**Work required:** State the number of lines that include the string "name", and write nothing else.

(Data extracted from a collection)
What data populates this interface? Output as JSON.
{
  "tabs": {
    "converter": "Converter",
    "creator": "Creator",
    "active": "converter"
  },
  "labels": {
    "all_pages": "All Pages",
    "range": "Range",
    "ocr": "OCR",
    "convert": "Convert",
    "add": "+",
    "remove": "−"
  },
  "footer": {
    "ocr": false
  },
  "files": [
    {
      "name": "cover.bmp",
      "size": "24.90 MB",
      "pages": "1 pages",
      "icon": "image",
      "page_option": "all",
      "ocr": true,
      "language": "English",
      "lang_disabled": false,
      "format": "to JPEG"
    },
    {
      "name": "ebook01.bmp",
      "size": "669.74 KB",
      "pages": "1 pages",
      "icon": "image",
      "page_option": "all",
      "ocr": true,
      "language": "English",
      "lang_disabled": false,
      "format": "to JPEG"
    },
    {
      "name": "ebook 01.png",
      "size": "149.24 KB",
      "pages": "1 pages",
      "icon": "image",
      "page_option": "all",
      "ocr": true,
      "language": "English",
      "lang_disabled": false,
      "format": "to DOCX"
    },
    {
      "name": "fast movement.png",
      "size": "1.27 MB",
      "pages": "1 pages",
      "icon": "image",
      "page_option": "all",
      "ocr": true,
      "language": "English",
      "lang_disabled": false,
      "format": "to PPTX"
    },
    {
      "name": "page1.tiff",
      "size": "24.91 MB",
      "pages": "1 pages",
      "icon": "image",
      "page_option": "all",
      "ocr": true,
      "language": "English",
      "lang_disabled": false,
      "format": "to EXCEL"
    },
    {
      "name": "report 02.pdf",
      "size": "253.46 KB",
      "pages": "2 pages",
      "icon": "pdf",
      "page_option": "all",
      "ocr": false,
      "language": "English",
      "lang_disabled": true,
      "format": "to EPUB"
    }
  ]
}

**Result of this task:** 6